** Stated exercise **
Which lines in the material below contain the string "Keeper"? Copy out each of those lines in full.

** BEGIN **

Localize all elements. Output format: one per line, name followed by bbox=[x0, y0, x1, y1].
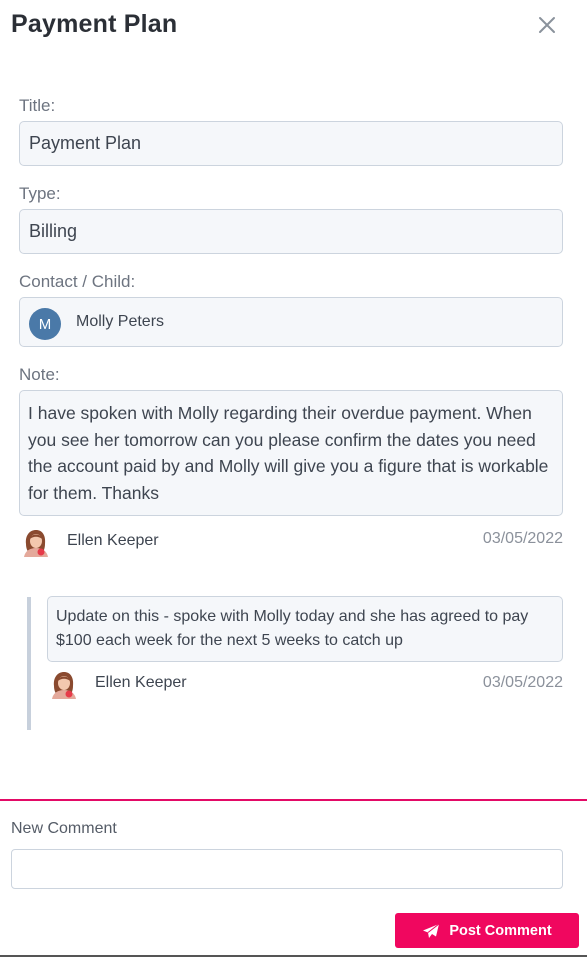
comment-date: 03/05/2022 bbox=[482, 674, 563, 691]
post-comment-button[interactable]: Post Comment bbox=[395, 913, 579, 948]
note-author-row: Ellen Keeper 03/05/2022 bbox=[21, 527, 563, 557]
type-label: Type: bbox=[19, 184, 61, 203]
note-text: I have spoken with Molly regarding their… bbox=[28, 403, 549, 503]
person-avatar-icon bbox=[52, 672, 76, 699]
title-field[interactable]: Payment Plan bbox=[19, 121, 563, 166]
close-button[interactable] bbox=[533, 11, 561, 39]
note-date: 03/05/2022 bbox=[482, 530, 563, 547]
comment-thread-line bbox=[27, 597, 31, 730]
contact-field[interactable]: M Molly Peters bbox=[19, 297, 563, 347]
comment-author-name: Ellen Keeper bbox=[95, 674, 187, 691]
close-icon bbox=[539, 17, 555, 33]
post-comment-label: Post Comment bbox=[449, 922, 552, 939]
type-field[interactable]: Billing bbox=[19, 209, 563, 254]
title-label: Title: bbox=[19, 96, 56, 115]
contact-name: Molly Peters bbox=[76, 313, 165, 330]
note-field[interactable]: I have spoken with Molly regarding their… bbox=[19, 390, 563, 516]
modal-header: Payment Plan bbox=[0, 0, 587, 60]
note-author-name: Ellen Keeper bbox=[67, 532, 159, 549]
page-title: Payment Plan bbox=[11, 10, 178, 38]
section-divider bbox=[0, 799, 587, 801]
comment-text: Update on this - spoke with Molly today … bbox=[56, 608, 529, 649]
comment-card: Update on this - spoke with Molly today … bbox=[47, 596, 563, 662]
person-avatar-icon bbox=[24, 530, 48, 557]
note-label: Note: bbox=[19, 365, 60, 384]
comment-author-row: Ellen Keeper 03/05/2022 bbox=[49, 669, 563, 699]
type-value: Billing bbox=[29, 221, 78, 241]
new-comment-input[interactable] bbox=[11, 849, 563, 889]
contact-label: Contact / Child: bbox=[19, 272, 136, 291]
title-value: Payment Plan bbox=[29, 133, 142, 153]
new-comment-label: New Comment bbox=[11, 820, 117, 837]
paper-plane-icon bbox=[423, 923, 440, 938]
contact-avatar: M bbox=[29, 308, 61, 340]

** END **

** Solved exercise **
note-author-row: Ellen Keeper 03/05/2022 bbox=[21, 527, 563, 557]
comment-author-name: Ellen Keeper bbox=[95, 674, 187, 691]
note-author-name: Ellen Keeper bbox=[67, 532, 159, 549]
comment-author-row: Ellen Keeper 03/05/2022 bbox=[49, 669, 563, 699]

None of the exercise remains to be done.